• **Prompt**
Go through the listing beneath this task and return every line that carries the string "title".

• **Records for the task**
____

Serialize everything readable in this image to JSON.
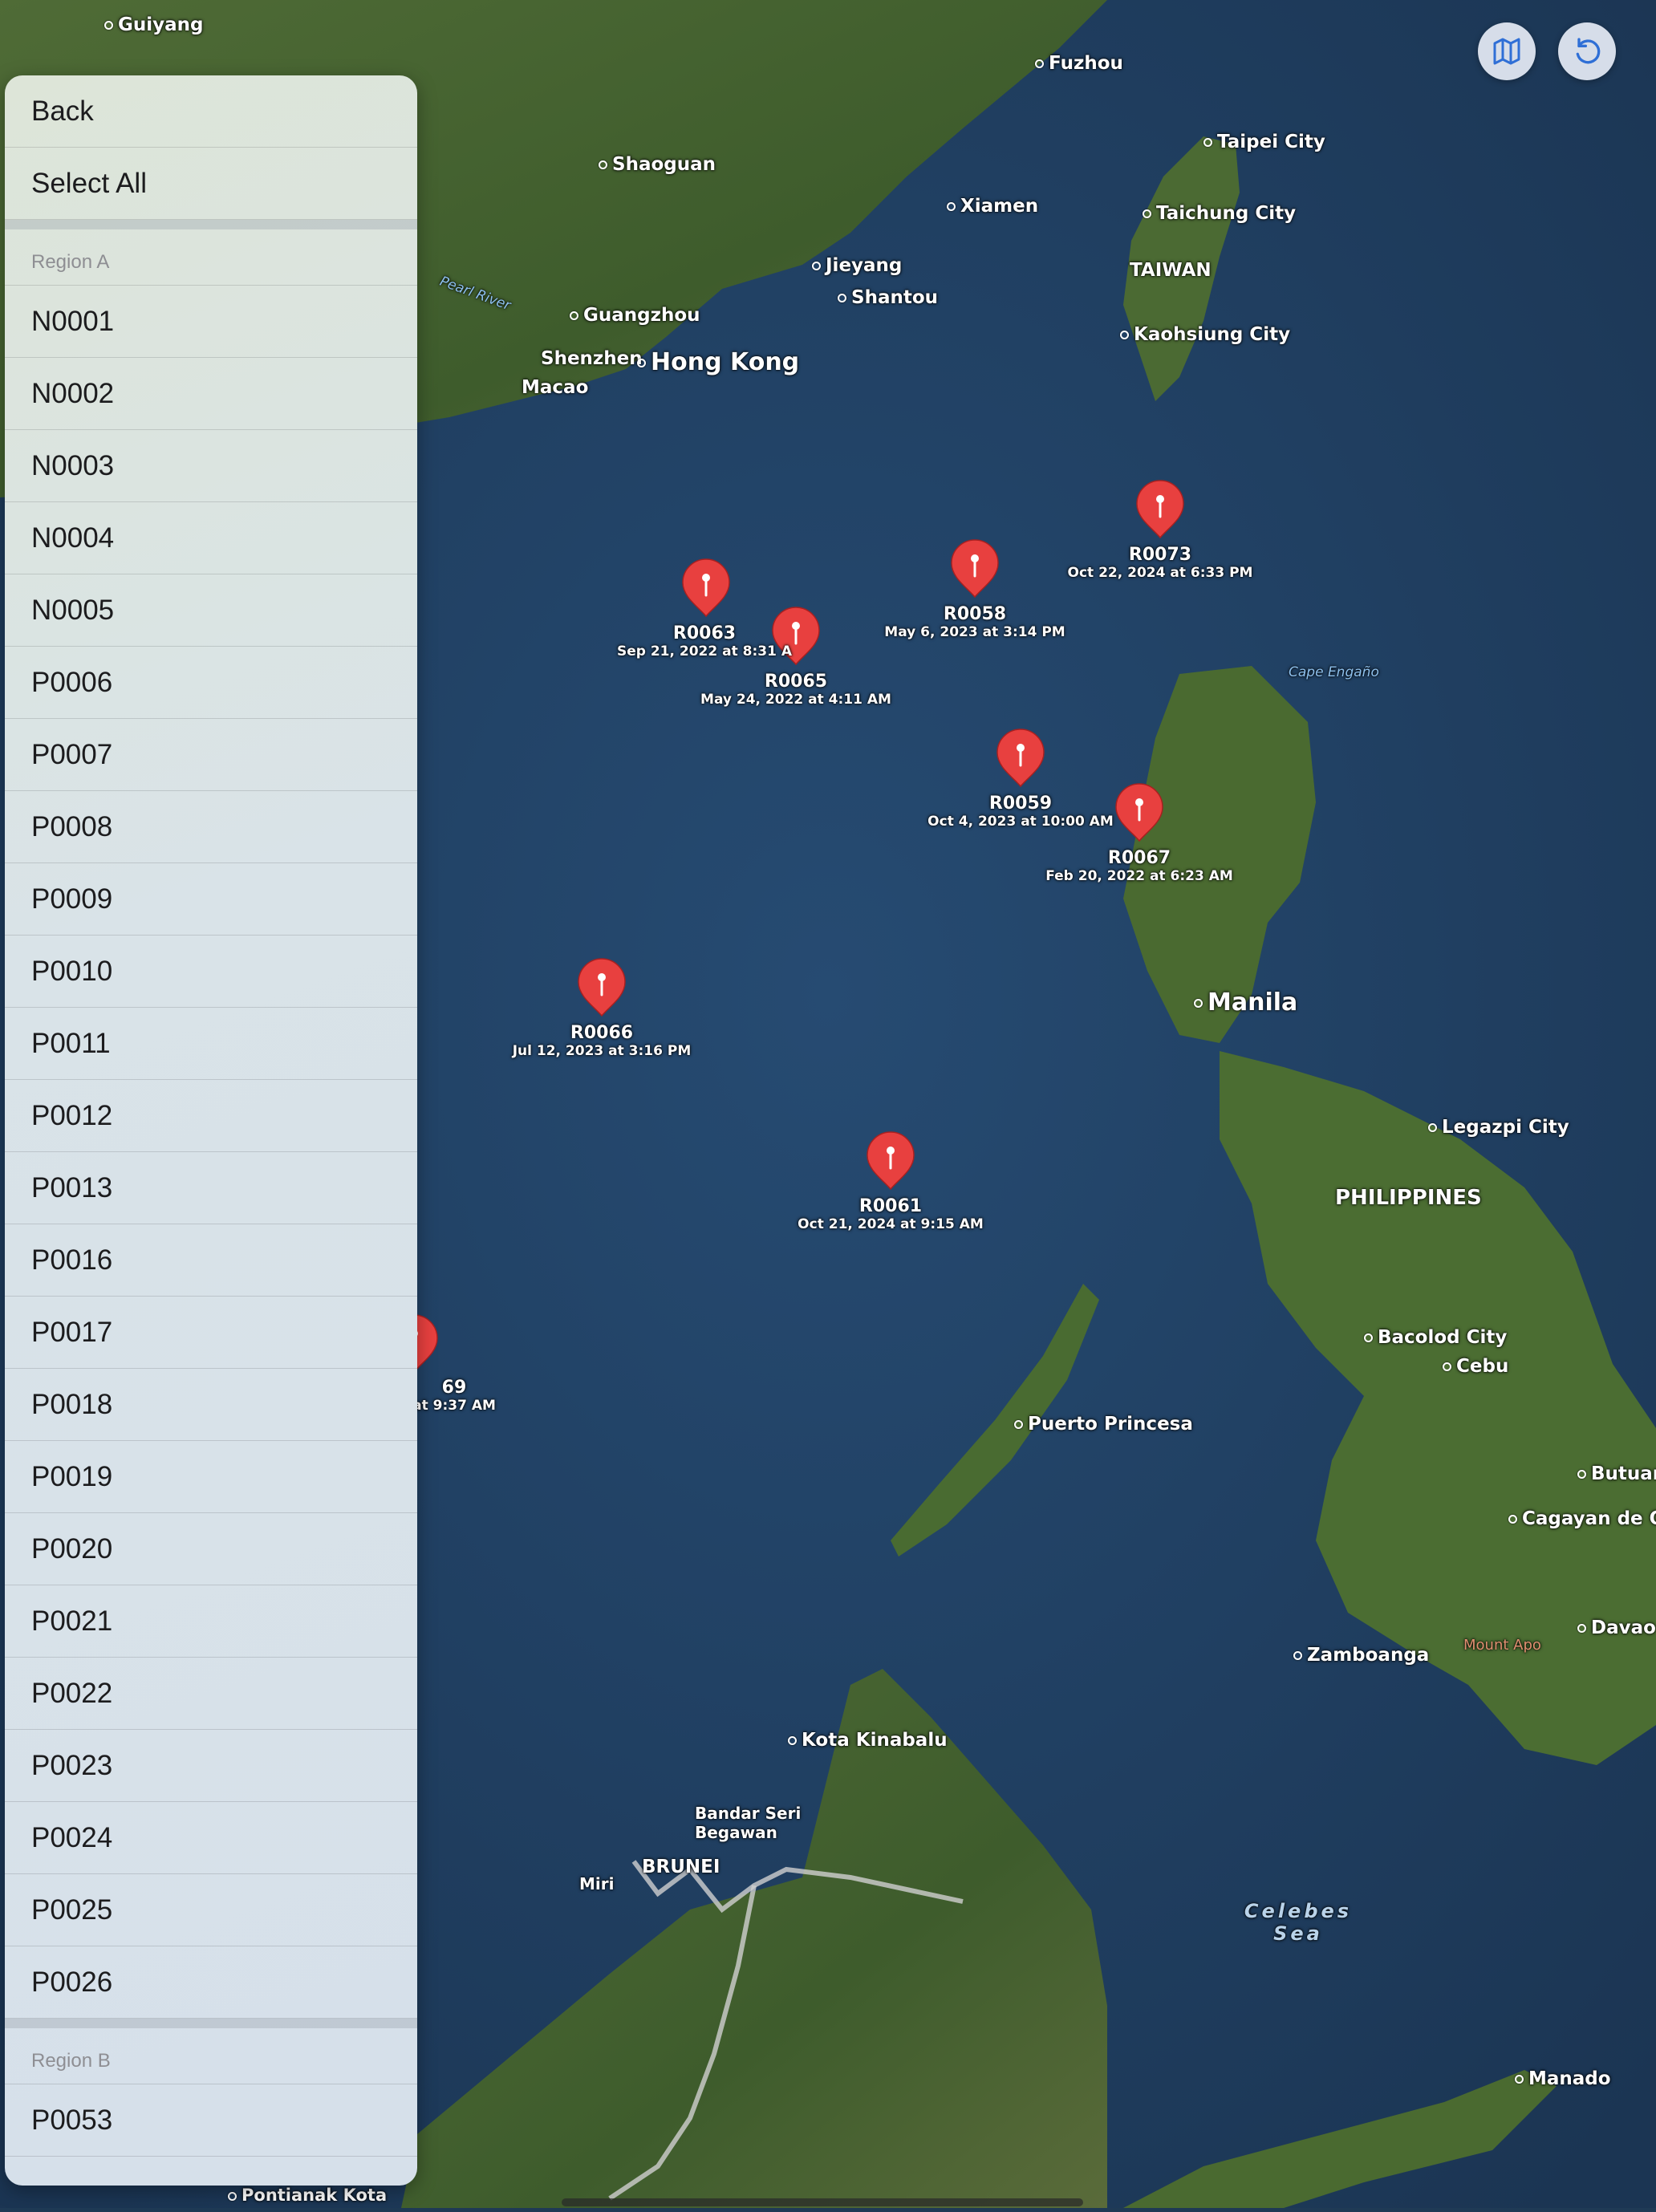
{
  "map": {
    "places": [
      {
        "name": "Guiyang",
        "size": "med"
      },
      {
        "name": "Fuzhou",
        "size": "med"
      },
      {
        "name": "Taipei City",
        "size": "med"
      },
      {
        "name": "Taichung City",
        "size": "med"
      },
      {
        "name": "TAIWAN",
        "size": "med"
      },
      {
        "name": "Kaohsiung City",
        "size": "med"
      },
      {
        "name": "Shaoguan",
        "size": "med"
      },
      {
        "name": "Xiamen",
        "size": "med"
      },
      {
        "name": "Jieyang",
        "size": "med"
      },
      {
        "name": "Shantou",
        "size": "med"
      },
      {
        "name": "Guangzhou",
        "size": "med"
      },
      {
        "name": "Shenzhen",
        "size": "med"
      },
      {
        "name": "Hong Kong",
        "size": "big"
      },
      {
        "name": "Macao",
        "size": "med"
      },
      {
        "name": "Pearl River",
        "size": "small-blue"
      },
      {
        "name": "Cape Engaño",
        "size": "small-blue"
      },
      {
        "name": "Manila",
        "size": "big"
      },
      {
        "name": "Legazpi City",
        "size": "med"
      },
      {
        "name": "PHILIPPINES",
        "size": "med"
      },
      {
        "name": "Bacolod City",
        "size": "med"
      },
      {
        "name": "Cebu",
        "size": "med"
      },
      {
        "name": "Puerto Princesa",
        "size": "med"
      },
      {
        "name": "Butuan",
        "size": "med"
      },
      {
        "name": "Cagayan de Oro",
        "size": "med"
      },
      {
        "name": "Davao",
        "size": "med"
      },
      {
        "name": "Mount Apo",
        "size": "mount"
      },
      {
        "name": "Zamboanga",
        "size": "med"
      },
      {
        "name": "Kota Kinabalu",
        "size": "med"
      },
      {
        "name": "Bandar Seri Begawan",
        "size": "med"
      },
      {
        "name": "BRUNEI",
        "size": "med"
      },
      {
        "name": "Miri",
        "size": "med"
      },
      {
        "name": "Celebes Sea",
        "size": "sea"
      },
      {
        "name": "Manado",
        "size": "med"
      },
      {
        "name": "Pontianak Kota",
        "size": "med"
      }
    ],
    "pins": [
      {
        "id": "R0073",
        "date": "Oct 22, 2024 at 6:33 PM"
      },
      {
        "id": "R0058",
        "date": "May 6, 2023 at 3:14 PM"
      },
      {
        "id": "R0063",
        "date": "Sep 21, 2022 at 8:31 A"
      },
      {
        "id": "R0065",
        "date": "May 24, 2022 at 4:11 AM"
      },
      {
        "id": "R0059",
        "date": "Oct 4, 2023 at 10:00 AM"
      },
      {
        "id": "R0067",
        "date": "Feb 20, 2022 at 6:23 AM"
      },
      {
        "id": "R0066",
        "date": "Jul 12, 2023 at 3:16 PM"
      },
      {
        "id": "R0061",
        "date": "Oct 21, 2024 at 9:15 AM"
      },
      {
        "id": "69",
        "date": "at 9:37 AM"
      }
    ],
    "pin_color": "#e8403f"
  },
  "sidebar": {
    "back_label": "Back",
    "select_all_label": "Select All",
    "sections": [
      {
        "header": "Region A",
        "items": [
          "N0001",
          "N0002",
          "N0003",
          "N0004",
          "N0005",
          "P0006",
          "P0007",
          "P0008",
          "P0009",
          "P0010",
          "P0011",
          "P0012",
          "P0013",
          "P0016",
          "P0017",
          "P0018",
          "P0019",
          "P0020",
          "P0021",
          "P0022",
          "P0023",
          "P0024",
          "P0025",
          "P0026"
        ]
      },
      {
        "header": "Region B",
        "items": [
          "P0053"
        ]
      }
    ]
  },
  "toolbar": {
    "map_type_icon": "map-icon",
    "reset_icon": "rotate-icon",
    "accent": "#2f6fd6"
  }
}
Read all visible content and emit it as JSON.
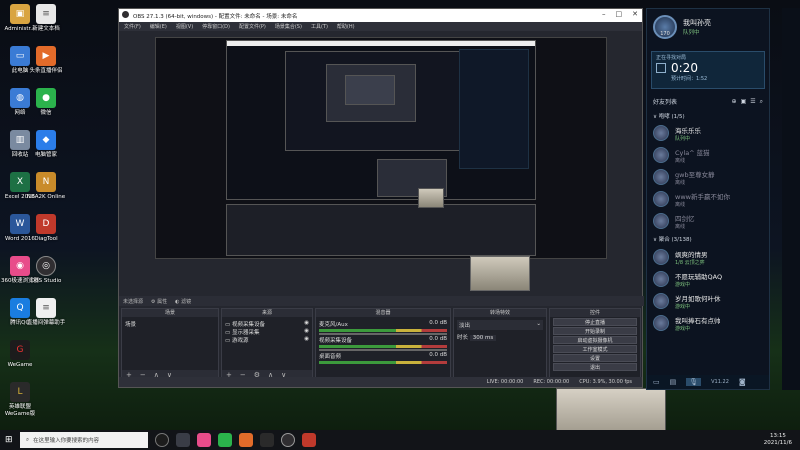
{
  "desktop": {
    "icons": [
      {
        "label": "Administr...",
        "color": "#d9a441",
        "glyph": "📁"
      },
      {
        "label": "新建文本档",
        "color": "#e8e8e8",
        "glyph": "📄"
      },
      {
        "label": "此电脑",
        "color": "#3a7bd5",
        "glyph": "🖥"
      },
      {
        "label": "头条直播伴侣",
        "color": "#e36b2a",
        "glyph": "▶"
      },
      {
        "label": "网络",
        "color": "#3a7bd5",
        "glyph": "🌐"
      },
      {
        "label": "微信",
        "color": "#2bb24c",
        "glyph": "●"
      },
      {
        "label": "回收站",
        "color": "#7a8aa0",
        "glyph": "🗑"
      },
      {
        "label": "电脑管家",
        "color": "#2b7de9",
        "glyph": "◆"
      },
      {
        "label": "Excel 2016",
        "color": "#1d7044",
        "glyph": "X"
      },
      {
        "label": "NBA2K Online",
        "color": "#c98b2a",
        "glyph": "N"
      },
      {
        "label": "Word 2016",
        "color": "#2b579a",
        "glyph": "W"
      },
      {
        "label": "DiagTool",
        "color": "#c0392b",
        "glyph": "D"
      },
      {
        "label": "360极速浏览器",
        "color": "#e84c8a",
        "glyph": "◉"
      },
      {
        "label": "OBS Studio",
        "color": "#302e31",
        "glyph": "◎"
      },
      {
        "label": "腾讯QQ",
        "color": "#1a7de0",
        "glyph": "Q"
      },
      {
        "label": "直播间弹幕助手",
        "color": "#f0f0f0",
        "glyph": "📄"
      },
      {
        "label": "WeGame",
        "color": "#1c1c1c",
        "glyph": "G"
      },
      {
        "label": "英雄联盟 WeGame版",
        "color": "#2a2a2a",
        "glyph": "L"
      }
    ]
  },
  "obs": {
    "title": "OBS 27.1.3 (64-bit, windows) - 配置文件: 未命名 - 场景: 未命名",
    "menu": [
      "文件(F)",
      "编辑(E)",
      "视图(V)",
      "停靠窗口(D)",
      "配置文件(P)",
      "场景集合(S)",
      "工具(T)",
      "帮助(H)"
    ],
    "no_source_label": "未选择源",
    "properties_label": "属性",
    "filters_label": "滤镜",
    "docks": {
      "scenes": {
        "title": "场景",
        "items": [
          "场景"
        ]
      },
      "sources": {
        "title": "来源",
        "items": [
          "视频采集设备",
          "显示器采集",
          "游戏源"
        ]
      },
      "mixer": {
        "title": "混音器",
        "channels": [
          {
            "name": "麦克风/Aux",
            "db": "0.0 dB"
          },
          {
            "name": "视频采集设备",
            "db": "0.0 dB"
          },
          {
            "name": "桌面音频",
            "db": "0.0 dB"
          }
        ]
      },
      "transitions": {
        "title": "转场特效",
        "type": "淡出",
        "duration_label": "时长",
        "duration": "300 ms"
      },
      "controls": {
        "title": "控件",
        "buttons": [
          "停止直播",
          "开始录制",
          "启动虚拟摄像机",
          "工作室模式",
          "设置",
          "退出"
        ]
      }
    },
    "status": {
      "live": "LIVE: 00:00:00",
      "rec": "REC: 00:00:00",
      "cpu": "CPU: 3.9%, 30.00 fps"
    }
  },
  "taskbar": {
    "search_placeholder": "在这里输入你要搜索的内容",
    "time": "13:15",
    "date": "2021/11/6"
  },
  "game_client": {
    "user_name": "我叫孙亮",
    "user_status": "队列中",
    "level": "170",
    "queue_label": "正在寻找对局",
    "queue_timer": "0:20",
    "queue_estimate": "预计时间：1:52",
    "friends_label": "好友列表",
    "group1_label": "咆哮 (1/5)",
    "group1": [
      {
        "name": "海乐乐乐",
        "status": "队列中",
        "online": true
      },
      {
        "name": "Cyla^ 蓝猫",
        "status": "离线",
        "online": false
      },
      {
        "name": "gwb至尊女静",
        "status": "离线",
        "online": false
      },
      {
        "name": "www新手赢不如你",
        "status": "离线",
        "online": false
      },
      {
        "name": "四剑忆",
        "status": "离线",
        "online": false
      }
    ],
    "group2_label": "聚合 (3/138)",
    "group2": [
      {
        "name": "飒爽的情男",
        "status": "1/8 云顶之弈",
        "online": true
      },
      {
        "name": "不愿玩辅助QAQ",
        "status": "游戏中",
        "online": true
      },
      {
        "name": "岁月如歌何叶休",
        "status": "游戏中",
        "online": true
      },
      {
        "name": "我叫捧石有点帅",
        "status": "游戏中",
        "online": true
      }
    ],
    "version": "V11.22"
  }
}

____

• **Answer to the task**
    "title": "OBS 27.1.3 (64-bit, windows) - 配置文件: 未命名 - 场景: 未命名",
        "title": "场景",
        "title": "来源",
        "title": "混音器",
        "title": "转场特效",
        "title": "控件",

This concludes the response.